** Start Listed records **
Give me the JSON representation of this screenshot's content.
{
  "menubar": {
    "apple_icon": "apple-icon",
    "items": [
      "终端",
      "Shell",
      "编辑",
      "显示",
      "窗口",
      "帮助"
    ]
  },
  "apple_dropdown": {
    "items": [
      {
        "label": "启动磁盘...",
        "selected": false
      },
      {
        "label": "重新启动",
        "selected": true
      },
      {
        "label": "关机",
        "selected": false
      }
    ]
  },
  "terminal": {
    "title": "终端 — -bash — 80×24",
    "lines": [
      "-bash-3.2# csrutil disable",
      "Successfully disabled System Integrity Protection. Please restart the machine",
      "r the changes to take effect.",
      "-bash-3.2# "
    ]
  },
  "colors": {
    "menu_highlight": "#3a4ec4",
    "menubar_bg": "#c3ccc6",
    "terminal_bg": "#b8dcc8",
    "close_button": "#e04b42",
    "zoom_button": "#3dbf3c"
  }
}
** End Listed records **
◆ **Exercise objective**: Each line of the material must be restated exactly.

◆ **Correct result**:
Give me the JSON representation of this screenshot's content.
{
  "menubar": {
    "apple_icon": "apple-icon",
    "items": [
      "终端",
      "Shell",
      "编辑",
      "显示",
      "窗口",
      "帮助"
    ]
  },
  "apple_dropdown": {
    "items": [
      {
        "label": "启动磁盘...",
        "selected": false
      },
      {
        "label": "重新启动",
        "selected": true
      },
      {
        "label": "关机",
        "selected": false
      }
    ]
  },
  "terminal": {
    "title": "终端 — -bash — 80×24",
    "lines": [
      "-bash-3.2# csrutil disable",
      "Successfully disabled System Integrity Protection. Please restart the machine",
      "r the changes to take effect.",
      "-bash-3.2# "
    ]
  },
  "colors": {
    "menu_highlight": "#3a4ec4",
    "menubar_bg": "#c3ccc6",
    "terminal_bg": "#b8dcc8",
    "close_button": "#e04b42",
    "zoom_button": "#3dbf3c"
  }
}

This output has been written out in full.